TASK PROMPT:
Omit any picture, and return the remaining data exactly as written.

::::::::::

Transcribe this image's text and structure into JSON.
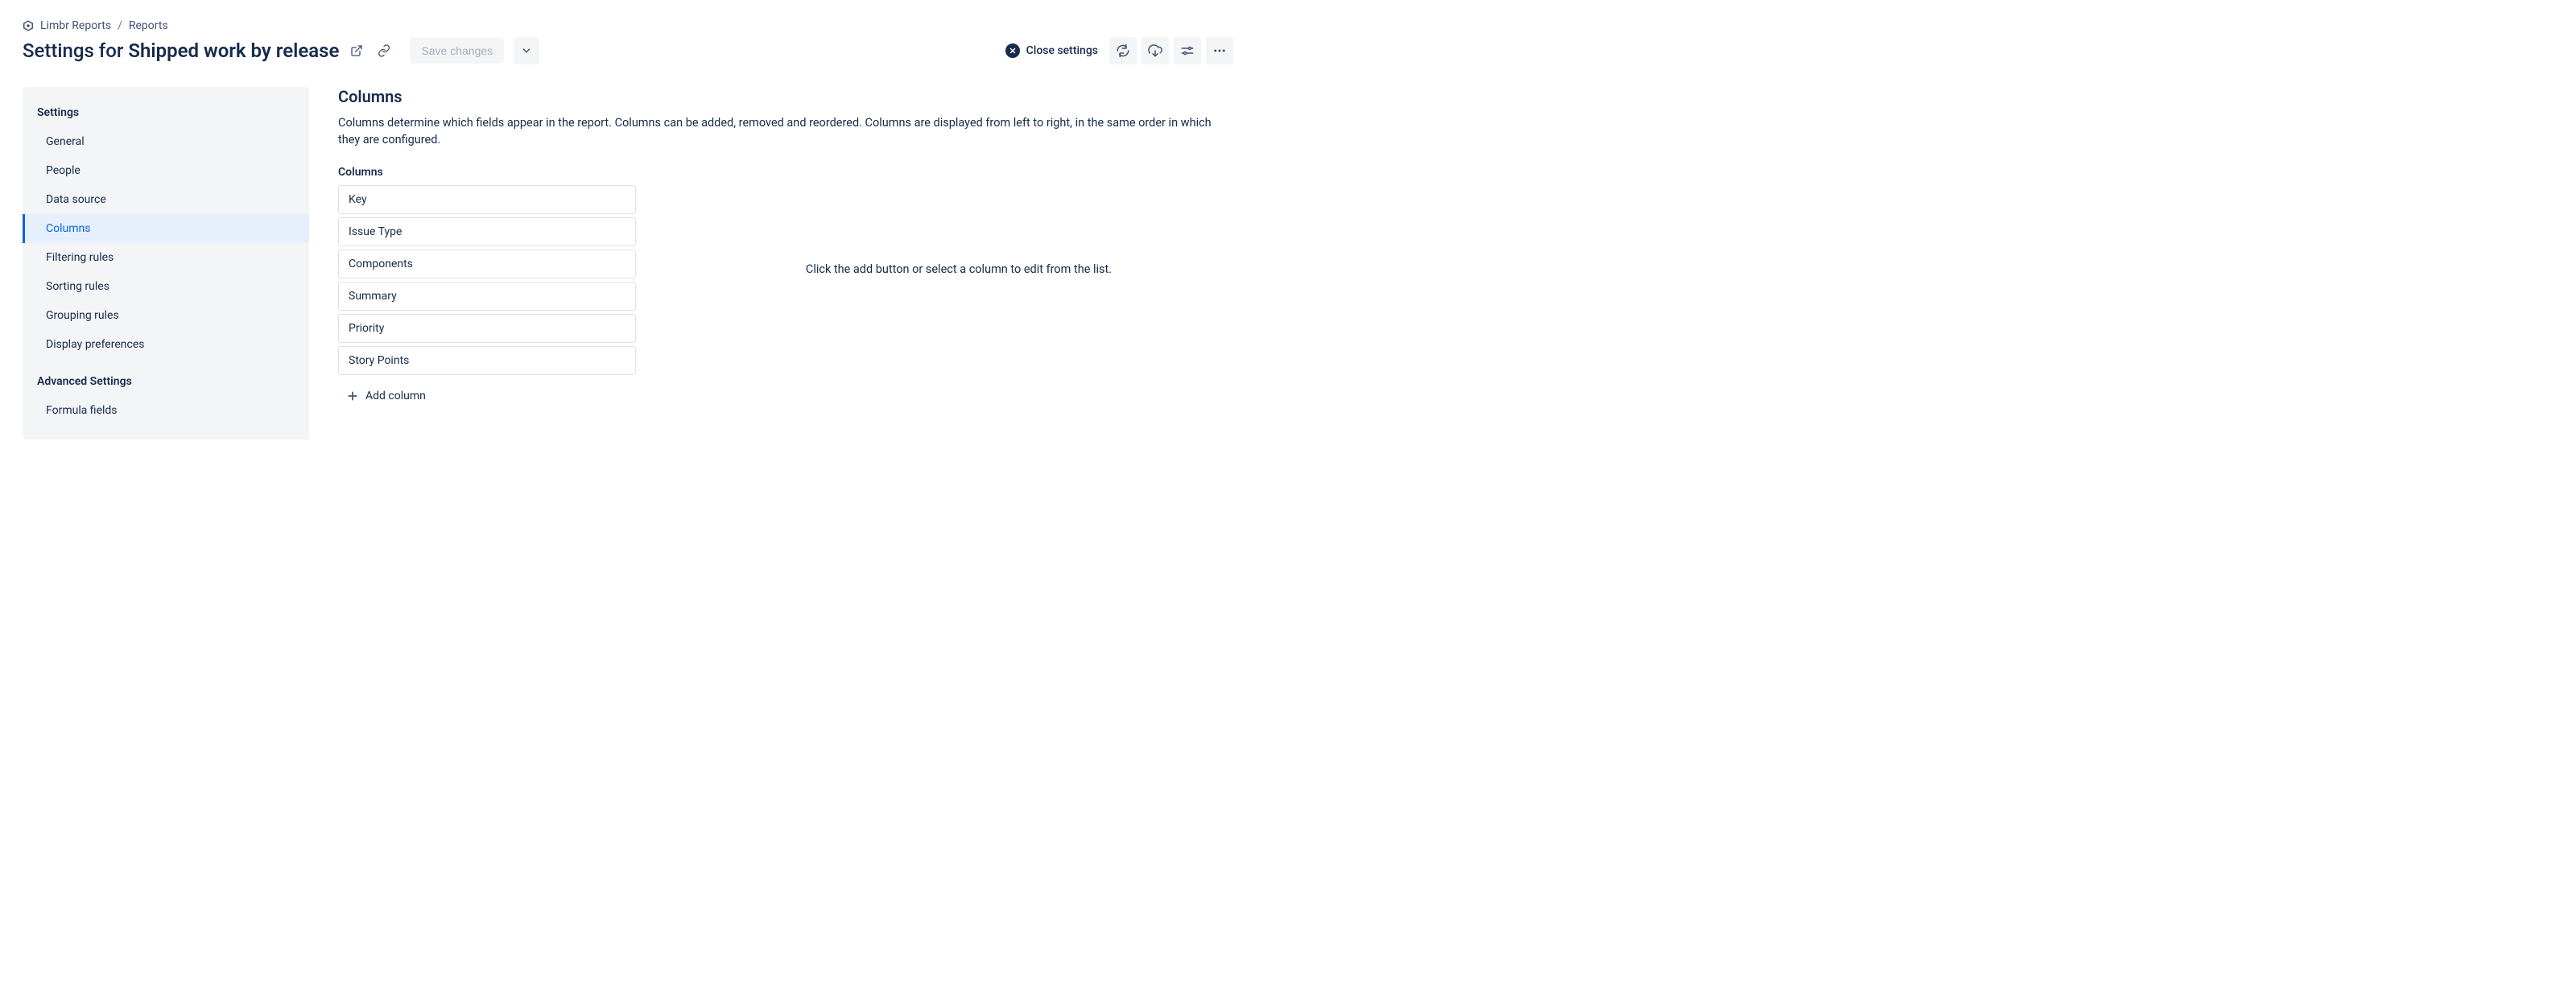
{
  "breadcrumb": {
    "app": "Limbr Reports",
    "section": "Reports"
  },
  "header": {
    "title_prefix": "Settings for ",
    "title_subject": "Shipped work by release",
    "save_label": "Save changes",
    "close_label": "Close settings"
  },
  "sidebar": {
    "heading_settings": "Settings",
    "heading_advanced": "Advanced Settings",
    "items": [
      {
        "label": "General",
        "active": false
      },
      {
        "label": "People",
        "active": false
      },
      {
        "label": "Data source",
        "active": false
      },
      {
        "label": "Columns",
        "active": true
      },
      {
        "label": "Filtering rules",
        "active": false
      },
      {
        "label": "Sorting rules",
        "active": false
      },
      {
        "label": "Grouping rules",
        "active": false
      },
      {
        "label": "Display preferences",
        "active": false
      }
    ],
    "advanced_items": [
      {
        "label": "Formula fields",
        "active": false
      }
    ]
  },
  "main": {
    "heading": "Columns",
    "description": "Columns determine which fields appear in the report. Columns can be added, removed and reordered. Columns are displayed from left to right, in the same order in which they are configured.",
    "columns_label": "Columns",
    "columns": [
      "Key",
      "Issue Type",
      "Components",
      "Summary",
      "Priority",
      "Story Points"
    ],
    "add_column_label": "Add column",
    "empty_detail_hint": "Click the add button or select a column to edit from the list."
  }
}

::::::::::

SOLUTION FOR THIS PROBLEM:
Transcribe this image's text and structure into JSON.
{
  "breadcrumb": {
    "app": "Limbr Reports",
    "section": "Reports"
  },
  "header": {
    "title_prefix": "Settings for ",
    "title_subject": "Shipped work by release",
    "save_label": "Save changes",
    "close_label": "Close settings"
  },
  "sidebar": {
    "heading_settings": "Settings",
    "heading_advanced": "Advanced Settings",
    "items": [
      {
        "label": "General",
        "active": false
      },
      {
        "label": "People",
        "active": false
      },
      {
        "label": "Data source",
        "active": false
      },
      {
        "label": "Columns",
        "active": true
      },
      {
        "label": "Filtering rules",
        "active": false
      },
      {
        "label": "Sorting rules",
        "active": false
      },
      {
        "label": "Grouping rules",
        "active": false
      },
      {
        "label": "Display preferences",
        "active": false
      }
    ],
    "advanced_items": [
      {
        "label": "Formula fields",
        "active": false
      }
    ]
  },
  "main": {
    "heading": "Columns",
    "description": "Columns determine which fields appear in the report. Columns can be added, removed and reordered. Columns are displayed from left to right, in the same order in which they are configured.",
    "columns_label": "Columns",
    "columns": [
      "Key",
      "Issue Type",
      "Components",
      "Summary",
      "Priority",
      "Story Points"
    ],
    "add_column_label": "Add column",
    "empty_detail_hint": "Click the add button or select a column to edit from the list."
  }
}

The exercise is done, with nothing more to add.